┌──

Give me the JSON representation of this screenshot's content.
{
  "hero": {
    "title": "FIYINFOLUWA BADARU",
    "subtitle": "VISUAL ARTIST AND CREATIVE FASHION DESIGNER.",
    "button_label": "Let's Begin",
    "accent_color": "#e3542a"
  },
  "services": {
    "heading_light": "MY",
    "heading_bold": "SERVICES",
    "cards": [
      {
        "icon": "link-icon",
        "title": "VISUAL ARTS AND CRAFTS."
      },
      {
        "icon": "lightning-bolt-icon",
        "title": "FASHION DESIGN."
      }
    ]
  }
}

└──

INSTRUCTION: Repeat every entry word for word.

THE RESPONSE:
Give me the JSON representation of this screenshot's content.
{
  "hero": {
    "title": "FIYINFOLUWA BADARU",
    "subtitle": "VISUAL ARTIST AND CREATIVE FASHION DESIGNER.",
    "button_label": "Let's Begin",
    "accent_color": "#e3542a"
  },
  "services": {
    "heading_light": "MY",
    "heading_bold": "SERVICES",
    "cards": [
      {
        "icon": "link-icon",
        "title": "VISUAL ARTS AND CRAFTS."
      },
      {
        "icon": "lightning-bolt-icon",
        "title": "FASHION DESIGN."
      }
    ]
  }
}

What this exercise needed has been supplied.